== MATERIAL FOR THIS TASK ==
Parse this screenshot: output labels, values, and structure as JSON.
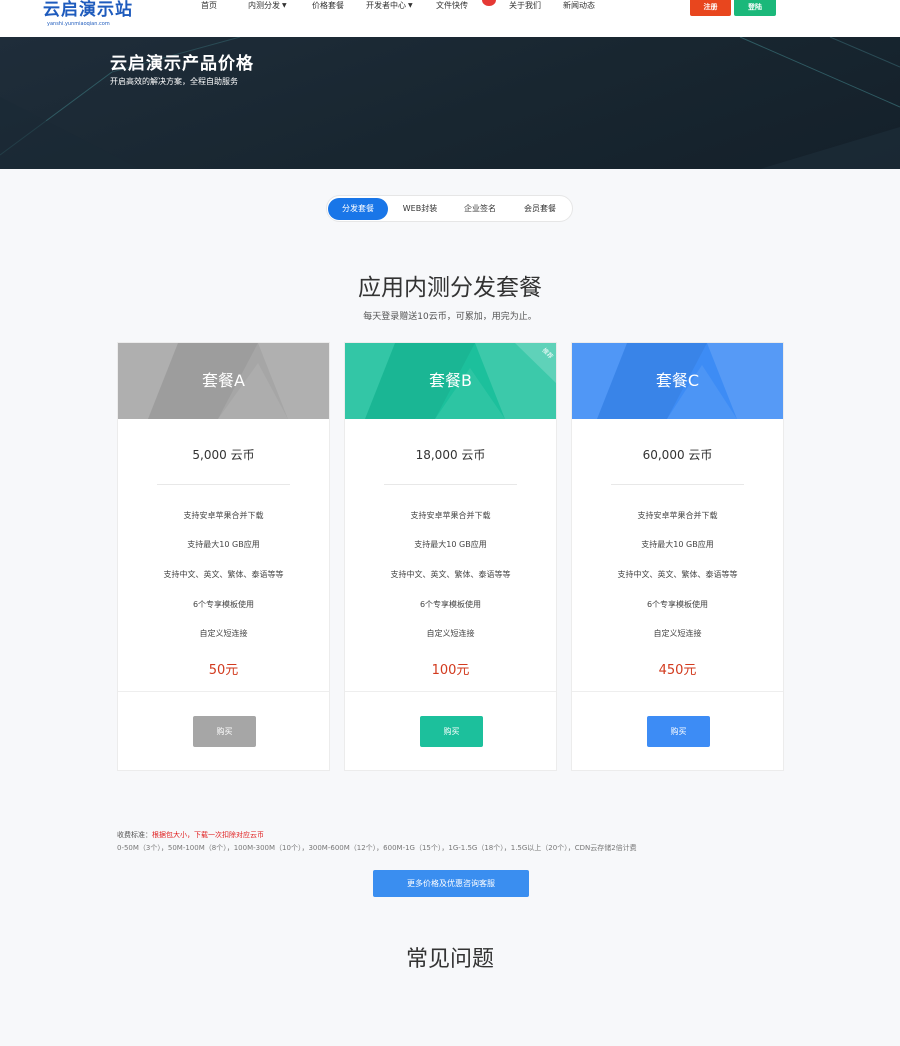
{
  "brand": {
    "name": "云启演示站",
    "domain": "yanshi.yunmiaoqian.com"
  },
  "nav": {
    "items": [
      {
        "label": "首页",
        "has_dropdown": false
      },
      {
        "label": "内测分发",
        "has_dropdown": true
      },
      {
        "label": "价格套餐",
        "has_dropdown": false
      },
      {
        "label": "开发者中心",
        "has_dropdown": true
      },
      {
        "label": "文件快传",
        "has_dropdown": false
      },
      {
        "label": "关于我们",
        "has_dropdown": false
      },
      {
        "label": "新闻动态",
        "has_dropdown": false
      }
    ],
    "register_label": "注册",
    "login_label": "登陆",
    "caret_icon": "chevron-down-icon"
  },
  "banner": {
    "title": "云启演示产品价格",
    "subtitle": "开启高效的解决方案，全程自助服务"
  },
  "tabs": [
    {
      "label": "分发套餐",
      "active": true
    },
    {
      "label": "WEB封装",
      "active": false
    },
    {
      "label": "企业签名",
      "active": false
    },
    {
      "label": "会员套餐",
      "active": false
    }
  ],
  "section": {
    "title": "应用内测分发套餐",
    "subtitle": "每天登录赠送10云币，可累加，用完为止。"
  },
  "plans": [
    {
      "name": "套餐A",
      "credits": "5,000 云币",
      "features": [
        "支持安卓苹果合并下载",
        "支持最大10 GB应用",
        "支持中文、英文、繁体、泰语等等",
        "6个专享模板使用",
        "自定义短连接"
      ],
      "price": "50元",
      "buy_label": "购买",
      "color": "#a6a6a6",
      "ribbon": ""
    },
    {
      "name": "套餐B",
      "credits": "18,000 云币",
      "features": [
        "支持安卓苹果合并下载",
        "支持最大10 GB应用",
        "支持中文、英文、繁体、泰语等等",
        "6个专享模板使用",
        "自定义短连接"
      ],
      "price": "100元",
      "buy_label": "购买",
      "color": "#1cc09c",
      "ribbon": "推荐"
    },
    {
      "name": "套餐C",
      "credits": "60,000 云币",
      "features": [
        "支持安卓苹果合并下载",
        "支持最大10 GB应用",
        "支持中文、英文、繁体、泰语等等",
        "6个专享模板使用",
        "自定义短连接"
      ],
      "price": "450元",
      "buy_label": "购买",
      "color": "#3d8cf5",
      "ribbon": ""
    }
  ],
  "fees": {
    "label": "收费标准：",
    "highlight": "根据包大小，下载一次扣除对应云币",
    "tiers": "0-50M（3个），50M-100M（8个），100M-300M（10个），300M-600M（12个），600M-1G（15个），1G-1.5G（18个），1.5G以上（20个），CDN云存储2倍计费"
  },
  "more_button": "更多价格及优惠咨询客服",
  "faq": {
    "title": "常见问题"
  },
  "colors": {
    "register": "#e8461e",
    "login": "#1bb87a",
    "accent": "#1976e8",
    "price": "#d23a1e"
  }
}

== DIRECTION ==
Above are records with pictures; repeat the records exactly and leave the pictures out.

== RESPONSE TO THIS EXERCISE ==
Parse this screenshot: output labels, values, and structure as JSON.
{
  "brand": {
    "name": "云启演示站",
    "domain": "yanshi.yunmiaoqian.com"
  },
  "nav": {
    "items": [
      {
        "label": "首页",
        "has_dropdown": false
      },
      {
        "label": "内测分发",
        "has_dropdown": true
      },
      {
        "label": "价格套餐",
        "has_dropdown": false
      },
      {
        "label": "开发者中心",
        "has_dropdown": true
      },
      {
        "label": "文件快传",
        "has_dropdown": false
      },
      {
        "label": "关于我们",
        "has_dropdown": false
      },
      {
        "label": "新闻动态",
        "has_dropdown": false
      }
    ],
    "register_label": "注册",
    "login_label": "登陆",
    "caret_icon": "chevron-down-icon"
  },
  "banner": {
    "title": "云启演示产品价格",
    "subtitle": "开启高效的解决方案，全程自助服务"
  },
  "tabs": [
    {
      "label": "分发套餐",
      "active": true
    },
    {
      "label": "WEB封装",
      "active": false
    },
    {
      "label": "企业签名",
      "active": false
    },
    {
      "label": "会员套餐",
      "active": false
    }
  ],
  "section": {
    "title": "应用内测分发套餐",
    "subtitle": "每天登录赠送10云币，可累加，用完为止。"
  },
  "plans": [
    {
      "name": "套餐A",
      "credits": "5,000 云币",
      "features": [
        "支持安卓苹果合并下载",
        "支持最大10 GB应用",
        "支持中文、英文、繁体、泰语等等",
        "6个专享模板使用",
        "自定义短连接"
      ],
      "price": "50元",
      "buy_label": "购买",
      "color": "#a6a6a6",
      "ribbon": ""
    },
    {
      "name": "套餐B",
      "credits": "18,000 云币",
      "features": [
        "支持安卓苹果合并下载",
        "支持最大10 GB应用",
        "支持中文、英文、繁体、泰语等等",
        "6个专享模板使用",
        "自定义短连接"
      ],
      "price": "100元",
      "buy_label": "购买",
      "color": "#1cc09c",
      "ribbon": "推荐"
    },
    {
      "name": "套餐C",
      "credits": "60,000 云币",
      "features": [
        "支持安卓苹果合并下载",
        "支持最大10 GB应用",
        "支持中文、英文、繁体、泰语等等",
        "6个专享模板使用",
        "自定义短连接"
      ],
      "price": "450元",
      "buy_label": "购买",
      "color": "#3d8cf5",
      "ribbon": ""
    }
  ],
  "fees": {
    "label": "收费标准：",
    "highlight": "根据包大小，下载一次扣除对应云币",
    "tiers": "0-50M（3个），50M-100M（8个），100M-300M（10个），300M-600M（12个），600M-1G（15个），1G-1.5G（18个），1.5G以上（20个），CDN云存储2倍计费"
  },
  "more_button": "更多价格及优惠咨询客服",
  "faq": {
    "title": "常见问题"
  },
  "colors": {
    "register": "#e8461e",
    "login": "#1bb87a",
    "accent": "#1976e8",
    "price": "#d23a1e"
  }
}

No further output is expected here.